_What to do_
Keep only the lines of the data below that contain "flow", and copy them.

________________________

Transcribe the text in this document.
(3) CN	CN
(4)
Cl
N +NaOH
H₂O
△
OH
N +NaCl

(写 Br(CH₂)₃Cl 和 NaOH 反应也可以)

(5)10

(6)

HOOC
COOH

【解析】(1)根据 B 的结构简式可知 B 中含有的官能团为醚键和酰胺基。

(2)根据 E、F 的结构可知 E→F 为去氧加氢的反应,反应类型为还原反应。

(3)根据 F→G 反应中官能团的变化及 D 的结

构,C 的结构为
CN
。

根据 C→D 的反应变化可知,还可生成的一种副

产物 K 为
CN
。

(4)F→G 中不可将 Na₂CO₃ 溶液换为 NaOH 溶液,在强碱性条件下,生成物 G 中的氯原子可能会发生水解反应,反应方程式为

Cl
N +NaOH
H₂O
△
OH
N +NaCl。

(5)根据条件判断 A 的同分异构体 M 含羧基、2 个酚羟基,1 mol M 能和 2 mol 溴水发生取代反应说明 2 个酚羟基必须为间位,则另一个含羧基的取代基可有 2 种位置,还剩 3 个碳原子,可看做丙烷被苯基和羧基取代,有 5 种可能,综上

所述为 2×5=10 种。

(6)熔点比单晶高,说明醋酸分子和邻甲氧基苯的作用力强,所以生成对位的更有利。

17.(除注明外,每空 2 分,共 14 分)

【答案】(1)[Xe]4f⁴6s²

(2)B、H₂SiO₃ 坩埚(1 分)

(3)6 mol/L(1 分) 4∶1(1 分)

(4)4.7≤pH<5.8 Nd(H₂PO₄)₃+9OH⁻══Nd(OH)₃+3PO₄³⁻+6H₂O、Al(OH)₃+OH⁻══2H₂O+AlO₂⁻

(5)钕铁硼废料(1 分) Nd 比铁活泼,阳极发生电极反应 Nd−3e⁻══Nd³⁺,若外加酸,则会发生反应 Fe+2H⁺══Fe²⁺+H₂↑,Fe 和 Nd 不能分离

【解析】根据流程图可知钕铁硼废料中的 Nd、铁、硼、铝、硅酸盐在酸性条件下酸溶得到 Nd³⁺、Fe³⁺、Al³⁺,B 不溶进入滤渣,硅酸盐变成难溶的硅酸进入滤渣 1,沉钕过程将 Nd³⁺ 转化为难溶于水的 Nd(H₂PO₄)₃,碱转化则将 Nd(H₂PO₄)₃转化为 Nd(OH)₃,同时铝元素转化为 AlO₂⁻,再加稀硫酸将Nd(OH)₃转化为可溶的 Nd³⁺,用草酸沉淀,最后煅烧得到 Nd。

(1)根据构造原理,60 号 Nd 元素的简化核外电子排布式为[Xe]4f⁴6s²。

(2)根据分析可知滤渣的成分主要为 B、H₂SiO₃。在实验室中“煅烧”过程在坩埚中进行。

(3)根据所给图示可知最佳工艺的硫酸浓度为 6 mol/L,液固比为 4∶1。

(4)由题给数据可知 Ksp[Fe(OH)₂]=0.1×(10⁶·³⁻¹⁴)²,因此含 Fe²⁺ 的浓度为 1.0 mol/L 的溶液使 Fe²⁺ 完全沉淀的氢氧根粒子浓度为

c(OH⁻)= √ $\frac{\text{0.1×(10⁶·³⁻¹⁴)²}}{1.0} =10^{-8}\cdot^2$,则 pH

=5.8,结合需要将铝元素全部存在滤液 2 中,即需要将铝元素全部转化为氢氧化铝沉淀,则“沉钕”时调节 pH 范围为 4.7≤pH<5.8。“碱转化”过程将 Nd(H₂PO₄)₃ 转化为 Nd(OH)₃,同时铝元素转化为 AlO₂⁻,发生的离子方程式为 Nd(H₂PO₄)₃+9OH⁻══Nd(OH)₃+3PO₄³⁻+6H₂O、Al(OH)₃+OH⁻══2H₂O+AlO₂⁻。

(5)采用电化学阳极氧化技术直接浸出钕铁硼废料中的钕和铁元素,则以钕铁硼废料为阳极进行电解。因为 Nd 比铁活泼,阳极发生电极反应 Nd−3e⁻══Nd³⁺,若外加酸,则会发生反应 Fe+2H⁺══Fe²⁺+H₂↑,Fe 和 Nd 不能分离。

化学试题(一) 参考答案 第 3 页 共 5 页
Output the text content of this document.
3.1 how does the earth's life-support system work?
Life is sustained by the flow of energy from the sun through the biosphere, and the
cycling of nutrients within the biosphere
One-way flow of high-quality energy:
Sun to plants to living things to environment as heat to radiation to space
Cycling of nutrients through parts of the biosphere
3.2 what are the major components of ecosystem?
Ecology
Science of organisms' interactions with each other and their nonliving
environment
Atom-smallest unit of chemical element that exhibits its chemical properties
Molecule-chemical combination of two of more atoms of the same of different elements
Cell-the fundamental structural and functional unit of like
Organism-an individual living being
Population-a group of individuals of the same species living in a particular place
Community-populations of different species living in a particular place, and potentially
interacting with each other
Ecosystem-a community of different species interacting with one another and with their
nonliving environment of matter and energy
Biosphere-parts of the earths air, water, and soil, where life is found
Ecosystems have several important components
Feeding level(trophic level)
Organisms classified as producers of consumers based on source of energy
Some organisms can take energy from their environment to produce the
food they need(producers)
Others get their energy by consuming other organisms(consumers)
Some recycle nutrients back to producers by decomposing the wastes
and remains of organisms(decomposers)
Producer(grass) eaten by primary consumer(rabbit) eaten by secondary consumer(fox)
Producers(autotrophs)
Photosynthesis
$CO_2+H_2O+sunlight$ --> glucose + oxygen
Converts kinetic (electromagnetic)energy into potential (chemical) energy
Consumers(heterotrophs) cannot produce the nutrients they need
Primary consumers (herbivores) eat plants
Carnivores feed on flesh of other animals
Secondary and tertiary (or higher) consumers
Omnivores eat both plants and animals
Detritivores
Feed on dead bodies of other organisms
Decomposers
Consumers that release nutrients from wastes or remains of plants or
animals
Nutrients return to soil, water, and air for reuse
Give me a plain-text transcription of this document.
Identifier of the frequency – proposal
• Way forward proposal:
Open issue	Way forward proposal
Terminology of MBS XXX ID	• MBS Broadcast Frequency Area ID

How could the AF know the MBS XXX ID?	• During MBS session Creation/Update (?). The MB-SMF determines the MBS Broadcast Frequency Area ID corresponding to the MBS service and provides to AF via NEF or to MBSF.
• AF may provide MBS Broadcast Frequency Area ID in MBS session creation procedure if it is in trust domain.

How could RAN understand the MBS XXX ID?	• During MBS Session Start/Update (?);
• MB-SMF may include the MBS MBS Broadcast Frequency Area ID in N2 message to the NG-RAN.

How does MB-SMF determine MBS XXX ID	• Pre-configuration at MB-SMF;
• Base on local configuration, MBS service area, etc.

________________________

_Answer to the task_
Life is sustained by the flow of energy from the sun through the biosphere, and the
One-way flow of high-quality energy:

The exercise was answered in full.